▸ AIM
Set the data down again, exactly as it reads, but without the pictures.

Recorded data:

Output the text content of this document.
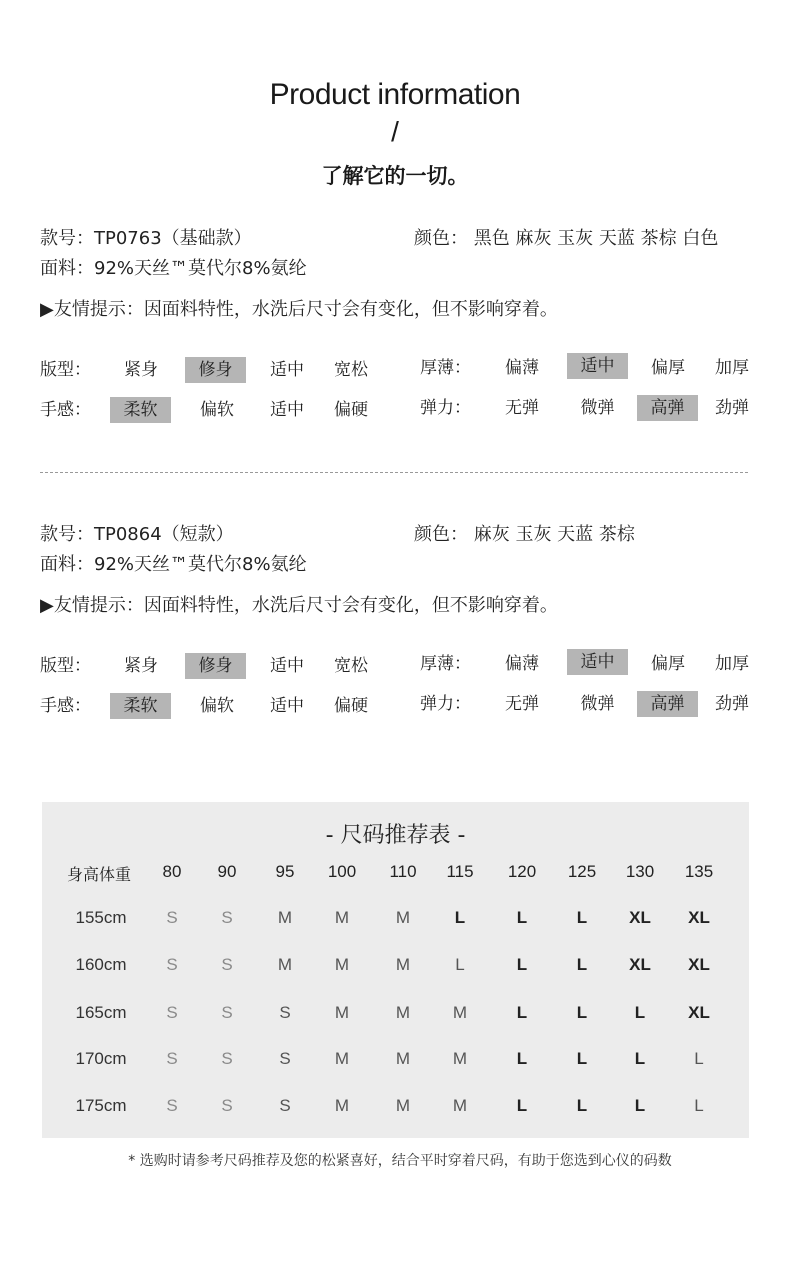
Product information
/
了解它的一切。
款号：TP0763（基础款）	颜色： 黑色 麻灰 玉灰 天蓝 茶棕 白色
面料：92%天丝™莫代尔8%氨纶
▶友情提示：因面料特性，水洗后尺寸会有变化，但不影响穿着。
版型：	紧身	修身	适中	宽松	厚薄：	偏薄	适中	偏厚	加厚
手感：	柔软	偏软	适中	偏硬	弹力：	无弹	微弹	高弹	劲弹
款号：TP0864（短款）	颜色： 麻灰 玉灰 天蓝 茶棕
面料：92%天丝™莫代尔8%氨纶
▶友情提示：因面料特性，水洗后尺寸会有变化，但不影响穿着。
版型：	紧身	修身	适中	宽松	厚薄：	偏薄	适中	偏厚	加厚
手感：	柔软	偏软	适中	偏硬	弹力：	无弹	微弹	高弹	劲弹
- 尺码推荐表 -
身高体重	80	90	95	100	110	115	120	125	130	135
155cm	S	S	M	M	M	L	L	L	XL	XL
160cm	S	S	M	M	M	L	L	L	XL	XL
165cm	S	S	S	M	M	M	L	L	L	XL
170cm	S	S	S	M	M	M	L	L	L	L
175cm	S	S	S	M	M	M	L	L	L	L
* 选购时请参考尺码推荐及您的松紧喜好，结合平时穿着尺码，有助于您选到心仪的码数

▸ RESULT
Output the text content of this document.
Product information
/
了解它的一切。
款号：TP0763（基础款）	颜色： 黑色 麻灰 玉灰 天蓝 茶棕 白色
面料：92%天丝™莫代尔8%氨纶
▶友情提示：因面料特性，水洗后尺寸会有变化，但不影响穿着。
版型：	紧身	修身	适中	宽松	厚薄：	偏薄	适中	偏厚	加厚
手感：	柔软	偏软	适中	偏硬	弹力：	无弹	微弹	高弹	劲弹
款号：TP0864（短款）	颜色： 麻灰 玉灰 天蓝 茶棕
面料：92%天丝™莫代尔8%氨纶
▶友情提示：因面料特性，水洗后尺寸会有变化，但不影响穿着。
版型：	紧身	修身	适中	宽松	厚薄：	偏薄	适中	偏厚	加厚
手感：	柔软	偏软	适中	偏硬	弹力：	无弹	微弹	高弹	劲弹
- 尺码推荐表 -
身高体重	80	90	95	100	110	115	120	125	130	135
155cm	S	S	M	M	M	L	L	L	XL	XL
160cm	S	S	M	M	M	L	L	L	XL	XL
165cm	S	S	S	M	M	M	L	L	L	XL
170cm	S	S	S	M	M	M	L	L	L	L
175cm	S	S	S	M	M	M	L	L	L	L
* 选购时请参考尺码推荐及您的松紧喜好，结合平时穿着尺码，有助于您选到心仪的码数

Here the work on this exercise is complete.